**EXCERTO DO TEXTO**
※ ※ ※
Acórdão do Tribunal da Relação de Lisboa
Processo:
3528/14.1YYLSB.L1-7
Relator: JOSÉ CAPACETE
Descritores: EXECUÇÃO
TÍTULO EXECUTIVO
CONTRATO DE MÚTUO
Nº do Documento: RL
Data do Acordão: 09/13/2022
Votação: UNANIMIDADE
Texto Integral: S
Texto Parcial: N
Meio Processual: APELAÇÃO
Decisão: PROCEDENTE
Sumário: 1. O art. 4.º da Lei n.º 41/2013, de 26 de junho, que aprovou o atual C.P.C., não revogou o Dec. Lei n.º 287/93, de 20 de agosto, o qual, assim, se mantém em vigor.
2. Por conseguinte, os documentos particulares consubstanciados nos contratos de mútuo, dados à execução, constituem títulos executivos, pois:
- titulam atos, no caso, contratos de mútuo, realizados pela CGD;
- prevêm a existência de obrigações por parte da mutuária;
- estão assinado pela devedora, aqui executada.
pelo que:
- cabem na previsão do citado art. 703º, nº 1, al. d);
- estão revestido de força executiva, sem necessidade de quaisquer outras formalidades.
※ ※ ※
**LINHAS DE DADOS**
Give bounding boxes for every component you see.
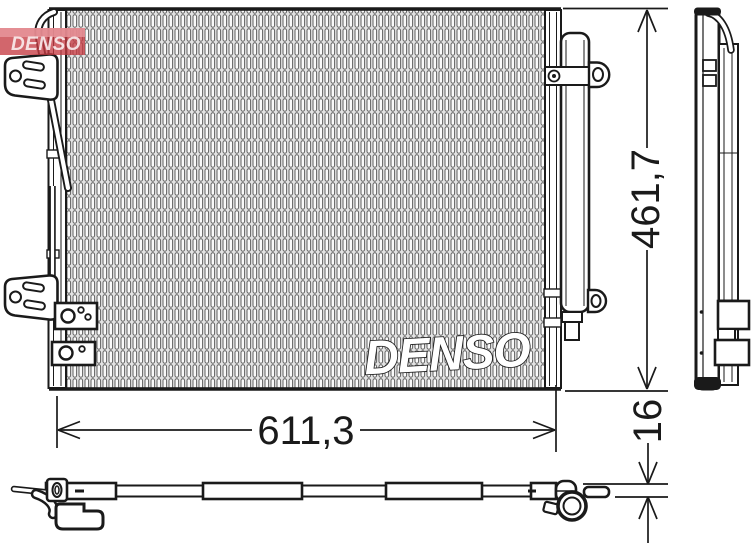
- core-watermark-text: DENSO: [363, 324, 532, 386]
- mounting-bracket-top: [5, 54, 58, 99]
- brand-logo-text: DENSO: [11, 34, 81, 55]
- side-view: [694, 8, 749, 391]
- pipe-connection-block-upper: [55, 303, 97, 329]
- width-value: 611,3: [257, 409, 354, 453]
- brand-logo: DENSO: [0, 28, 85, 55]
- height-value: 461,7: [624, 149, 668, 249]
- bottom-plate: [56, 504, 103, 529]
- side-port-block-lower: [715, 340, 749, 365]
- side-clamp: [703, 60, 716, 71]
- top-view: [14, 479, 609, 529]
- bracket-hole: [10, 292, 21, 303]
- depth-dimension: 16: [583, 399, 670, 543]
- side-clamp: [703, 75, 716, 86]
- drawing-canvas: DENSO 461,7 611,3: [0, 0, 752, 547]
- side-port-block-upper: [718, 301, 749, 329]
- mounting-bracket-bottom: [5, 275, 58, 319]
- pipe-connection-block-lower: [52, 342, 95, 365]
- bracket-hole: [10, 71, 21, 82]
- condenser-technical-drawing: DENSO 461,7 611,3: [0, 0, 752, 547]
- width-dimension: 611,3: [57, 385, 556, 453]
- front-view: DENSO: [5, 9, 609, 389]
- depth-value: 16: [626, 399, 670, 444]
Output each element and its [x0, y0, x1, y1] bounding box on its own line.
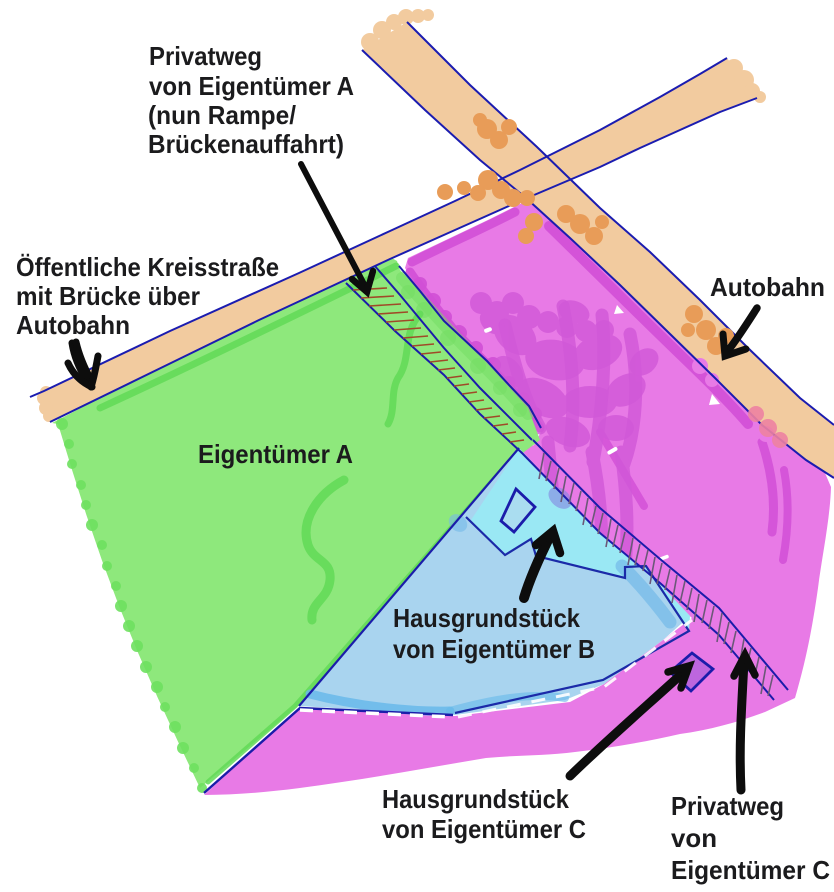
- svg-text:von Eigentümer B: von Eigentümer B: [393, 634, 595, 664]
- svg-text:(nun Rampe/: (nun Rampe/: [148, 100, 296, 130]
- svg-text:Autobahn: Autobahn: [710, 272, 825, 302]
- svg-text:Eigentümer C: Eigentümer C: [671, 855, 830, 885]
- svg-text:Hausgrundstück: Hausgrundstück: [393, 603, 580, 633]
- svg-text:Eigentümer A: Eigentümer A: [198, 439, 353, 469]
- svg-text:mit Brücke über: mit Brücke über: [16, 281, 200, 311]
- svg-text:Autobahn: Autobahn: [16, 310, 130, 340]
- svg-text:Brückenauffahrt): Brückenauffahrt): [148, 129, 344, 159]
- svg-text:Hausgrundstück: Hausgrundstück: [382, 784, 569, 814]
- svg-text:von Eigentümer A: von Eigentümer A: [149, 71, 354, 101]
- svg-text:Privatweg: Privatweg: [149, 41, 262, 71]
- svg-text:Öffentliche Kreisstraße: Öffentliche Kreisstraße: [16, 252, 279, 282]
- svg-text:von: von: [671, 823, 717, 853]
- svg-text:Privatweg: Privatweg: [671, 791, 784, 821]
- svg-text:von Eigentümer C: von Eigentümer C: [382, 814, 586, 844]
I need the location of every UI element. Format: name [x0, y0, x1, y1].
※ ※ ※
**O QUE FARÁ**
**a.** Com base no acórdão, responda:
(i) Qual é o número do processo?
(ii) Como foi a votação?
(iii) Que diploma o art. 4.º da Lei n.º 41/2013 não revogou?
**b.** Reproduza o trecho do acórdão desde "2. Por conseguinte, os" até "devedora, aqui executada.", inclusive.

**RESPOSTAS POR TAREFA**
**a.**
(i) 3528/14.1YYLSB.L1-7
(ii) Por unanimidade.
(iii) O Dec. Lei n.º 287/93, de 20 de agosto.

**b.**
2. Por conseguinte, os documentos particulares consubstanciados nos contratos de mútuo, dados à execução, constituem títulos executivos, pois:
- titulam atos, no caso, contratos de mútuo, realizados pela CGD;
- prevêm a existência de obrigações por parte da mutuária;
- estão assinado pela devedora, aqui executada.